Data items
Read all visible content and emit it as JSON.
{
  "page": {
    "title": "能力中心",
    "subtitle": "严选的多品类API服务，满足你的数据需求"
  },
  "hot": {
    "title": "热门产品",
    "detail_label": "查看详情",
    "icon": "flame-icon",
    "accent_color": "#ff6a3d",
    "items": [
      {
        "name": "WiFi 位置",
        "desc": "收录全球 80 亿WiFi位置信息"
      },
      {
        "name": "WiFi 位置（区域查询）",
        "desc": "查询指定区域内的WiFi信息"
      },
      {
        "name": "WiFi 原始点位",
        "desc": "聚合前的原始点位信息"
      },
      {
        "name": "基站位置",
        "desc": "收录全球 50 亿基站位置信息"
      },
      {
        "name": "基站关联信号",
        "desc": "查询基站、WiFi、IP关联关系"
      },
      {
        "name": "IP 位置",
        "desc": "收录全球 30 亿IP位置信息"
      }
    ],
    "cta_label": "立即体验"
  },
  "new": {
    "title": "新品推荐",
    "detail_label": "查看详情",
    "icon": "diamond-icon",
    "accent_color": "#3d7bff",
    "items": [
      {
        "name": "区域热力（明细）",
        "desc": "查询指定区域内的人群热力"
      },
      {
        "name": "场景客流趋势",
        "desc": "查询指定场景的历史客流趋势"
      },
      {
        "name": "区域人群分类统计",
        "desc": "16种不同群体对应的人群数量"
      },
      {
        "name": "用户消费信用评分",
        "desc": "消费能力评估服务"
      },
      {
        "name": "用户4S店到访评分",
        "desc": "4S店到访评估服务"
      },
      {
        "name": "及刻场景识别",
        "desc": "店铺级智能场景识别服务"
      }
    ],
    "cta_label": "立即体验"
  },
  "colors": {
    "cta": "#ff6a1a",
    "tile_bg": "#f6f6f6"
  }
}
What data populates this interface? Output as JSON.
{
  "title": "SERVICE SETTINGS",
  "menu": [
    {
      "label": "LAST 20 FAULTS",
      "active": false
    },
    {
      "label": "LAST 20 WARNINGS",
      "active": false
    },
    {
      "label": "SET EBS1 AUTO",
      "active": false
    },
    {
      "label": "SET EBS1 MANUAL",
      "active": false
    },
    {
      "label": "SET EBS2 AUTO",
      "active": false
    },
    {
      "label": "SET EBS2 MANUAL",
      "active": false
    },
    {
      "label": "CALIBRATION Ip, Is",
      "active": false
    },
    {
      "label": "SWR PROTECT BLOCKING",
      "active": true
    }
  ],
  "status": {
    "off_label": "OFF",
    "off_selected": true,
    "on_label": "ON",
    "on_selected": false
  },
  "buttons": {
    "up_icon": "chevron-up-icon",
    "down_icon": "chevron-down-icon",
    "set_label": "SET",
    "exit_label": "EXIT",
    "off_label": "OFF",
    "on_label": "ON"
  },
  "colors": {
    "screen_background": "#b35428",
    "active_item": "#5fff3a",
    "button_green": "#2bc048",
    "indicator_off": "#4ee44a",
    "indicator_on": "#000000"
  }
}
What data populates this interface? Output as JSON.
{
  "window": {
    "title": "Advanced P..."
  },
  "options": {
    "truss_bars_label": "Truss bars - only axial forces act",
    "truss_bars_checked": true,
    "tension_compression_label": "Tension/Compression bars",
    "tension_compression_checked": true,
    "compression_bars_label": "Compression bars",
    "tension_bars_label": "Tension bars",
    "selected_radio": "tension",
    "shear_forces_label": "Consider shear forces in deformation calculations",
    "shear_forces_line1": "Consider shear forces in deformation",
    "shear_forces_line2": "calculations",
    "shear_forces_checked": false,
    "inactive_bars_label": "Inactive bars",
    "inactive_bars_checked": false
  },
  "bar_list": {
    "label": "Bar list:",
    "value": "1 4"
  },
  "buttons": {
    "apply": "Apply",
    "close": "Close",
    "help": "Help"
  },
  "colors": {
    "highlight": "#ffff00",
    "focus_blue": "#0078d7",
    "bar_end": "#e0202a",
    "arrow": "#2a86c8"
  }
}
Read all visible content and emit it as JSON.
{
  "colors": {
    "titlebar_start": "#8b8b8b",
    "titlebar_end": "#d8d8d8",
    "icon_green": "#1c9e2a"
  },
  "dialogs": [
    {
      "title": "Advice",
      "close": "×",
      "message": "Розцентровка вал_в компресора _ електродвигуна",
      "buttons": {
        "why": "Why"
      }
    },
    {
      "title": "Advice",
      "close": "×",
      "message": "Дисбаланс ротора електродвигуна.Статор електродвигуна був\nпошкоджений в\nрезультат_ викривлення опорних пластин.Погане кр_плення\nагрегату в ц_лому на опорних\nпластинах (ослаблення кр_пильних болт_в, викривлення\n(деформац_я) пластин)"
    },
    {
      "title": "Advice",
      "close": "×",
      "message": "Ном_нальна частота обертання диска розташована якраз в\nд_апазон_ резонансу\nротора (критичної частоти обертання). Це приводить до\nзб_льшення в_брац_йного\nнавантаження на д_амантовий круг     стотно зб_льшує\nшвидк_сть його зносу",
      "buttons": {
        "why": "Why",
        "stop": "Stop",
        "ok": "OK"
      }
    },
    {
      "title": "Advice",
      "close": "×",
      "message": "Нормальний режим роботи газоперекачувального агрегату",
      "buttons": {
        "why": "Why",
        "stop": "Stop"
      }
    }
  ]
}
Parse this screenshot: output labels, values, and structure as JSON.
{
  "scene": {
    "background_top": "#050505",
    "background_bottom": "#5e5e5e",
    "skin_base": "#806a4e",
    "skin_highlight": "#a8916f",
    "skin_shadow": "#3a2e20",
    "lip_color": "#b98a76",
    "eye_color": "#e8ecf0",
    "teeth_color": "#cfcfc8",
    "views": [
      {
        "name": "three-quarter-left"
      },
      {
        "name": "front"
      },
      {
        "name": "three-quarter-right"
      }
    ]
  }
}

Task to carry out:
Print all of the entries exactly as they are written.

Full answer:
Read all visible content and emit it as JSON.
{
  "page": {
    "title": "能力中心",
    "subtitle": "严选的多品类API服务，满足你的数据需求"
  },
  "hot": {
    "title": "热门产品",
    "detail_label": "查看详情",
    "icon": "flame-icon",
    "accent_color": "#ff6a3d",
    "items": [
      {
        "name": "WiFi 位置",
        "desc": "收录全球 80 亿WiFi位置信息"
      },
      {
        "name": "WiFi 位置（区域查询）",
        "desc": "查询指定区域内的WiFi信息"
      },
      {
        "name": "WiFi 原始点位",
        "desc": "聚合前的原始点位信息"
      },
      {
        "name": "基站位置",
        "desc": "收录全球 50 亿基站位置信息"
      },
      {
        "name": "基站关联信号",
        "desc": "查询基站、WiFi、IP关联关系"
      },
      {
        "name": "IP 位置",
        "desc": "收录全球 30 亿IP位置信息"
      }
    ],
    "cta_label": "立即体验"
  },
  "new": {
    "title": "新品推荐",
    "detail_label": "查看详情",
    "icon": "diamond-icon",
    "accent_color": "#3d7bff",
    "items": [
      {
        "name": "区域热力（明细）",
        "desc": "查询指定区域内的人群热力"
      },
      {
        "name": "场景客流趋势",
        "desc": "查询指定场景的历史客流趋势"
      },
      {
        "name": "区域人群分类统计",
        "desc": "16种不同群体对应的人群数量"
      },
      {
        "name": "用户消费信用评分",
        "desc": "消费能力评估服务"
      },
      {
        "name": "用户4S店到访评分",
        "desc": "4S店到访评估服务"
      },
      {
        "name": "及刻场景识别",
        "desc": "店铺级智能场景识别服务"
      }
    ],
    "cta_label": "立即体验"
  },
  "colors": {
    "cta": "#ff6a1a",
    "tile_bg": "#f6f6f6"
  }
}
What data populates this interface? Output as JSON.
{
  "title": "SERVICE SETTINGS",
  "menu": [
    {
      "label": "LAST 20 FAULTS",
      "active": false
    },
    {
      "label": "LAST 20 WARNINGS",
      "active": false
    },
    {
      "label": "SET EBS1 AUTO",
      "active": false
    },
    {
      "label": "SET EBS1 MANUAL",
      "active": false
    },
    {
      "label": "SET EBS2 AUTO",
      "active": false
    },
    {
      "label": "SET EBS2 MANUAL",
      "active": false
    },
    {
      "label": "CALIBRATION Ip, Is",
      "active": false
    },
    {
      "label": "SWR PROTECT BLOCKING",
      "active": true
    }
  ],
  "status": {
    "off_label": "OFF",
    "off_selected": true,
    "on_label": "ON",
    "on_selected": false
  },
  "buttons": {
    "up_icon": "chevron-up-icon",
    "down_icon": "chevron-down-icon",
    "set_label": "SET",
    "exit_label": "EXIT",
    "off_label": "OFF",
    "on_label": "ON"
  },
  "colors": {
    "screen_background": "#b35428",
    "active_item": "#5fff3a",
    "button_green": "#2bc048",
    "indicator_off": "#4ee44a",
    "indicator_on": "#000000"
  }
}
What data populates this interface? Output as JSON.
{
  "window": {
    "title": "Advanced P..."
  },
  "options": {
    "truss_bars_label": "Truss bars - only axial forces act",
    "truss_bars_checked": true,
    "tension_compression_label": "Tension/Compression bars",
    "tension_compression_checked": true,
    "compression_bars_label": "Compression bars",
    "tension_bars_label": "Tension bars",
    "selected_radio": "tension",
    "shear_forces_label": "Consider shear forces in deformation calculations",
    "shear_forces_line1": "Consider shear forces in deformation",
    "shear_forces_line2": "calculations",
    "shear_forces_checked": false,
    "inactive_bars_label": "Inactive bars",
    "inactive_bars_checked": false
  },
  "bar_list": {
    "label": "Bar list:",
    "value": "1 4"
  },
  "buttons": {
    "apply": "Apply",
    "close": "Close",
    "help": "Help"
  },
  "colors": {
    "highlight": "#ffff00",
    "focus_blue": "#0078d7",
    "bar_end": "#e0202a",
    "arrow": "#2a86c8"
  }
}
Read all visible content and emit it as JSON.
{
  "colors": {
    "titlebar_start": "#8b8b8b",
    "titlebar_end": "#d8d8d8",
    "icon_green": "#1c9e2a"
  },
  "dialogs": [
    {
      "title": "Advice",
      "close": "×",
      "message": "Розцентровка вал_в компресора _ електродвигуна",
      "buttons": {
        "why": "Why"
      }
    },
    {
      "title": "Advice",
      "close": "×",
      "message": "Дисбаланс ротора електродвигуна.Статор електродвигуна був\nпошкоджений в\nрезультат_ викривлення опорних пластин.Погане кр_плення\nагрегату в ц_лому на опорних\nпластинах (ослаблення кр_пильних болт_в, викривлення\n(деформац_я) пластин)"
    },
    {
      "title": "Advice",
      "close": "×",
      "message": "Ном_нальна частота обертання диска розташована якраз в\nд_апазон_ резонансу\nротора (критичної частоти обертання). Це приводить до\nзб_льшення в_брац_йного\nнавантаження на д_амантовий круг     стотно зб_льшує\nшвидк_сть його зносу",
      "buttons": {
        "why": "Why",
        "stop": "Stop",
        "ok": "OK"
      }
    },
    {
      "title": "Advice",
      "close": "×",
      "message": "Нормальний режим роботи газоперекачувального агрегату",
      "buttons": {
        "why": "Why",
        "stop": "Stop"
      }
    }
  ]
}
Parse this screenshot: output labels, values, and structure as JSON.
{
  "scene": {
    "background_top": "#050505",
    "background_bottom": "#5e5e5e",
    "skin_base": "#806a4e",
    "skin_highlight": "#a8916f",
    "skin_shadow": "#3a2e20",
    "lip_color": "#b98a76",
    "eye_color": "#e8ecf0",
    "teeth_color": "#cfcfc8",
    "views": [
      {
        "name": "three-quarter-left"
      },
      {
        "name": "front"
      },
      {
        "name": "three-quarter-right"
      }
    ]
  }
}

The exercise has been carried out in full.